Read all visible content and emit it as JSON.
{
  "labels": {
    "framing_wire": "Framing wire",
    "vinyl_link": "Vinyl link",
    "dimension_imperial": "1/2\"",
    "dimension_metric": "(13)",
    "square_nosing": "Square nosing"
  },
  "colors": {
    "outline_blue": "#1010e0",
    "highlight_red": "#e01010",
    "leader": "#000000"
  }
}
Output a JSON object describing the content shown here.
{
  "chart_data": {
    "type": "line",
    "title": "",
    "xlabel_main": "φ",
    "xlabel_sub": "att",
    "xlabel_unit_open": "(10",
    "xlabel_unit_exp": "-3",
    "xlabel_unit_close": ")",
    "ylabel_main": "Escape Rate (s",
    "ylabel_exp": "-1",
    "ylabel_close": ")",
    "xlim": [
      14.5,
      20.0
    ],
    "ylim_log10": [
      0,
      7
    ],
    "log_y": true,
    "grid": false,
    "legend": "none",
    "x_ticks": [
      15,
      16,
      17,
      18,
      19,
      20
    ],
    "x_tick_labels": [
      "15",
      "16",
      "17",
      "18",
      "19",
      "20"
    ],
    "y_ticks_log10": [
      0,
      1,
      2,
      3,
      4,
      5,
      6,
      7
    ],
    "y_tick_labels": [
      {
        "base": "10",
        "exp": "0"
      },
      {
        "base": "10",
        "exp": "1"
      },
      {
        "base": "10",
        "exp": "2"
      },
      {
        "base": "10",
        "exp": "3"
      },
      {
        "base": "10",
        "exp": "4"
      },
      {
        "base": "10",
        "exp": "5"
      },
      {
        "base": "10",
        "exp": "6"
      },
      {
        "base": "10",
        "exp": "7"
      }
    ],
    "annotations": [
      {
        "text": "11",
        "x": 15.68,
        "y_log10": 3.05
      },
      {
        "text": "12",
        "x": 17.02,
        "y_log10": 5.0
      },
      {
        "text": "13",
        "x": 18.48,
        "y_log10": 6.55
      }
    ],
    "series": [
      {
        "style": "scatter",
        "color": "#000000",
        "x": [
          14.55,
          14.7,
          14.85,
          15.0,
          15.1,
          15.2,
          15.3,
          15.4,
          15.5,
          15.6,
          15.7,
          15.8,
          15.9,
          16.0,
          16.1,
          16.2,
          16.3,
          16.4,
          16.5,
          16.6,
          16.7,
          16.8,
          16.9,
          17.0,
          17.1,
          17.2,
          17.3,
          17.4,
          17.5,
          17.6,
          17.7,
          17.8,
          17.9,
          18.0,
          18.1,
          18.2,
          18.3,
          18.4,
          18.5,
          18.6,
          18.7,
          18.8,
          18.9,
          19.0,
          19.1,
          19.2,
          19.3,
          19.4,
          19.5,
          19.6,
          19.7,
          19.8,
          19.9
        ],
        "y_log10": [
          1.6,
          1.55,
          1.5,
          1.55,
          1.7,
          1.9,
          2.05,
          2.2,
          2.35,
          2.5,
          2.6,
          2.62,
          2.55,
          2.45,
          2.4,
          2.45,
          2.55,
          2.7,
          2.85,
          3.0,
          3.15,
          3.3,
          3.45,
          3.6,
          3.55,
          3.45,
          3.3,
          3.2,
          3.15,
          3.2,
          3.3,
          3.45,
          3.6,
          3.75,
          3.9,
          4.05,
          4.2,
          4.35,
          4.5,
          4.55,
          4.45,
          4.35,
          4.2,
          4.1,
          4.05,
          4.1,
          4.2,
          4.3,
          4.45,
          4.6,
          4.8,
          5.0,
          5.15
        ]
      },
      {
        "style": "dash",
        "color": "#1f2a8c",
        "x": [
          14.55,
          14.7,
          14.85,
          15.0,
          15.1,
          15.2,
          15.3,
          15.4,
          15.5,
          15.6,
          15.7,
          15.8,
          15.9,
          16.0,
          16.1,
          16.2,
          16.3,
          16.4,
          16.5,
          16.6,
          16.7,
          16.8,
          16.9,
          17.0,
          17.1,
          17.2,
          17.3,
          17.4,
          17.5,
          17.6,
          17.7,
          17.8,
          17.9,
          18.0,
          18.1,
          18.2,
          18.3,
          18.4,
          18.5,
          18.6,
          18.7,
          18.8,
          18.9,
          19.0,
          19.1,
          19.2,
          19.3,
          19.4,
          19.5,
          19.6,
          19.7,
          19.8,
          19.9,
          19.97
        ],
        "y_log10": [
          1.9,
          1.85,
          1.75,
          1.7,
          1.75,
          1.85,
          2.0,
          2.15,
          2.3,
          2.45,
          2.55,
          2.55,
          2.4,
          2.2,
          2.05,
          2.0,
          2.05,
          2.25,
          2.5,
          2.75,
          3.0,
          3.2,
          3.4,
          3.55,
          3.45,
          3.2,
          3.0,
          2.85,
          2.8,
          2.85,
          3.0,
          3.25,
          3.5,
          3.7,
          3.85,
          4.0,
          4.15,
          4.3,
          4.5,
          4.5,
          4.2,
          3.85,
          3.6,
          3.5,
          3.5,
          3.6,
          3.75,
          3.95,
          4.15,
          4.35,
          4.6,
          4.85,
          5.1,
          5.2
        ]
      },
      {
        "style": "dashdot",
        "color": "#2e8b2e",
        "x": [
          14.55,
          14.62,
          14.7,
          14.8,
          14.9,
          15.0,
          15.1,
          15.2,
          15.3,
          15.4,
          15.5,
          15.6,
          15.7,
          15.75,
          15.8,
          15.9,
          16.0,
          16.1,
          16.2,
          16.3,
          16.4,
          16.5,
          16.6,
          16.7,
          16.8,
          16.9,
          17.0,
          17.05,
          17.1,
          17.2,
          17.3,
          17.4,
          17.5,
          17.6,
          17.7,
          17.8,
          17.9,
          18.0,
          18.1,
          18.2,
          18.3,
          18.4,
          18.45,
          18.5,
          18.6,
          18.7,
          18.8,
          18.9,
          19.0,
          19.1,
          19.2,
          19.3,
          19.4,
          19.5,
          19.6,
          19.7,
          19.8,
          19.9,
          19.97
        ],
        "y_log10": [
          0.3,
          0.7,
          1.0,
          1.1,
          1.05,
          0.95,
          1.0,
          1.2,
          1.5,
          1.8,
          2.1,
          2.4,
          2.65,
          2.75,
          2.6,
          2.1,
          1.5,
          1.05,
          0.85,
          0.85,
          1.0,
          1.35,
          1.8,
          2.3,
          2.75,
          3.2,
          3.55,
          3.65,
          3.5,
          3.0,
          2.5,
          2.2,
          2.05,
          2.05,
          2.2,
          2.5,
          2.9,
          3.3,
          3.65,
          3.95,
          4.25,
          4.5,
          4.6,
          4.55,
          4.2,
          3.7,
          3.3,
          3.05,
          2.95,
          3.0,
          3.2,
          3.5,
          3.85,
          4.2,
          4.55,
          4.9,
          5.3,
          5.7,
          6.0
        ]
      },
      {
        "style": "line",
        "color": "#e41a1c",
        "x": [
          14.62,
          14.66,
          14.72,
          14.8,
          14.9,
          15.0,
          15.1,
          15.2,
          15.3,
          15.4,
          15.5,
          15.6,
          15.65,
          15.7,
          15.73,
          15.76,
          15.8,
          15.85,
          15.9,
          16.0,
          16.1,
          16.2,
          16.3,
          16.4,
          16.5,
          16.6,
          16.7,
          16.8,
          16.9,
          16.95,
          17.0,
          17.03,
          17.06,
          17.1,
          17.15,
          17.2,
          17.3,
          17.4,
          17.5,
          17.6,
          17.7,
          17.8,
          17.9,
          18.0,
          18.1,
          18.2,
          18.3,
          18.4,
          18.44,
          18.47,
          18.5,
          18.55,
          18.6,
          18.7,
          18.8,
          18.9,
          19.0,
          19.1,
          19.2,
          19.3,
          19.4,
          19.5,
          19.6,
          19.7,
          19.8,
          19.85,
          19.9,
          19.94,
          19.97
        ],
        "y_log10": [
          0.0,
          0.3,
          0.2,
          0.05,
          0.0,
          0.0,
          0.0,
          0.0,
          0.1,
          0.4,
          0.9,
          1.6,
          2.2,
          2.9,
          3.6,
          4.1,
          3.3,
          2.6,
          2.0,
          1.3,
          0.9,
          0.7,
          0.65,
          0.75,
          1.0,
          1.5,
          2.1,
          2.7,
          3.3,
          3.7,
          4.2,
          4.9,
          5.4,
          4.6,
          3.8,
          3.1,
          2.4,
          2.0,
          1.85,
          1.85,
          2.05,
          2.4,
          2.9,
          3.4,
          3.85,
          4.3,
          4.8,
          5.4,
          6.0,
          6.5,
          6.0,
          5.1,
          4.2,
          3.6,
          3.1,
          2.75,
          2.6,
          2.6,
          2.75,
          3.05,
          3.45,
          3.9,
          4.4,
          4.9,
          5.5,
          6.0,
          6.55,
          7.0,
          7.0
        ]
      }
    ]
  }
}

The task: Across the data, tally the lines containing "content" and give back the number alone.

Output below: 2